MATERIAL —
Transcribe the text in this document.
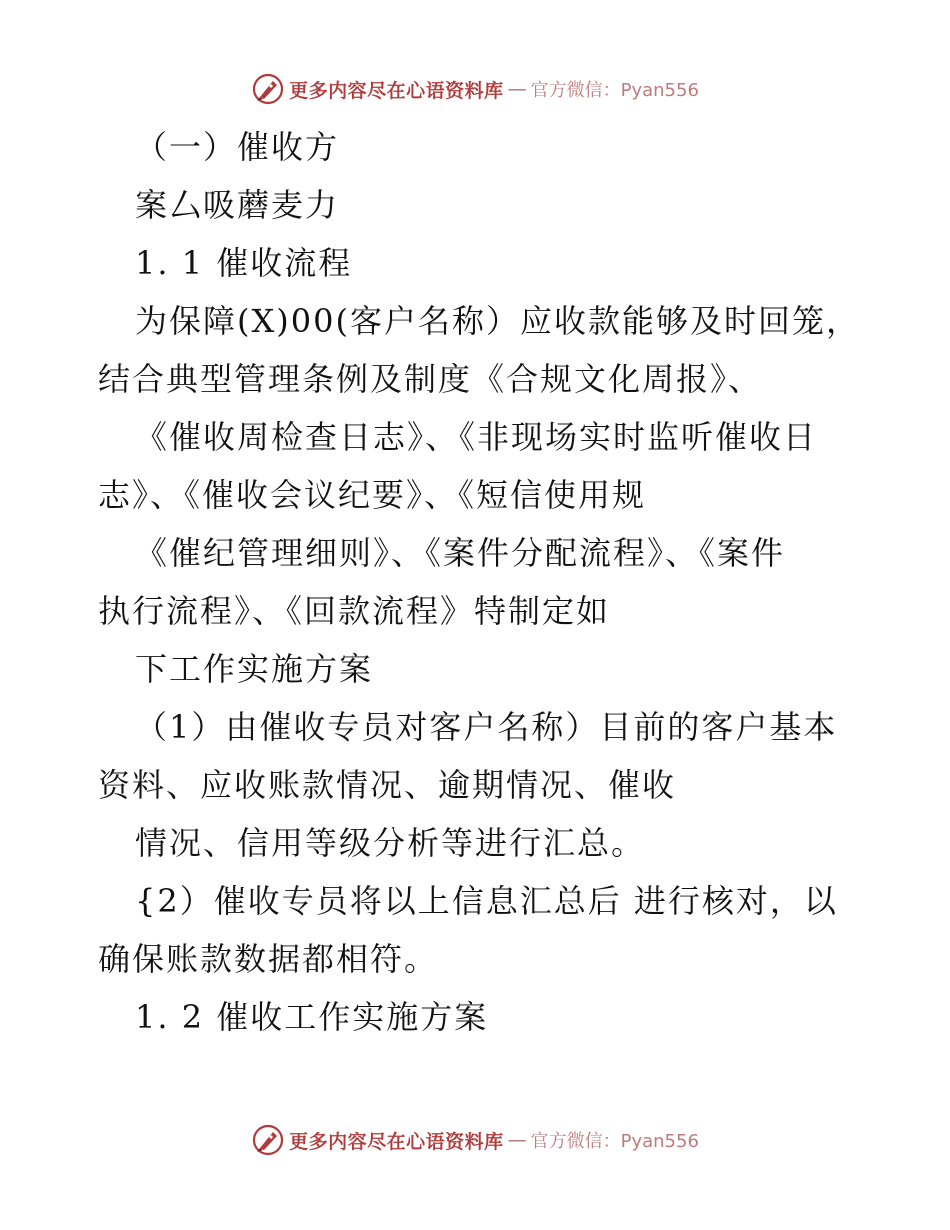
更多内容尽在心语资料库 — 官方微信：Pyan556
（一）催收方
案厶吸蘑麦力
1. 1 催收流程
为保障(X)00(客户名称）应收款能够及时回笼，
结合典型管理条例及制度《合规文化周报》、
《催收周检查日志》、《非现场实时监听催收日
志》、《催收会议纪要》、《短信使用规
《催纪管理细则》、《案件分配流程》、《案件
执行流程》、《回款流程》特制定如
下工作实施方案
（1）由催收专员对客户名称）目前的客户基本
资料、应收账款情况、逾期情况、催收
情况、信用等级分析等进行汇总。
{2）催收专员将以上信息汇总后 进行核对，以
确保账款数据都相符。
1. 2 催收工作实施方案
更多内容尽在心语资料库 — 官方微信：Pyan556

TASK DETAILS —
Restate the data above word for word. Do not include the images.

THE RESULT —
Transcribe the text in this document.
更多内容尽在心语资料库 — 官方微信：Pyan556
（一）催收方
案厶吸蘑麦力
1. 1 催收流程
为保障(X)00(客户名称）应收款能够及时回笼，
结合典型管理条例及制度《合规文化周报》、
《催收周检查日志》、《非现场实时监听催收日
志》、《催收会议纪要》、《短信使用规
《催纪管理细则》、《案件分配流程》、《案件
执行流程》、《回款流程》特制定如
下工作实施方案
（1）由催收专员对客户名称）目前的客户基本
资料、应收账款情况、逾期情况、催收
情况、信用等级分析等进行汇总。
{2）催收专员将以上信息汇总后 进行核对，以
确保账款数据都相符。
1. 2 催收工作实施方案
更多内容尽在心语资料库 — 官方微信：Pyan556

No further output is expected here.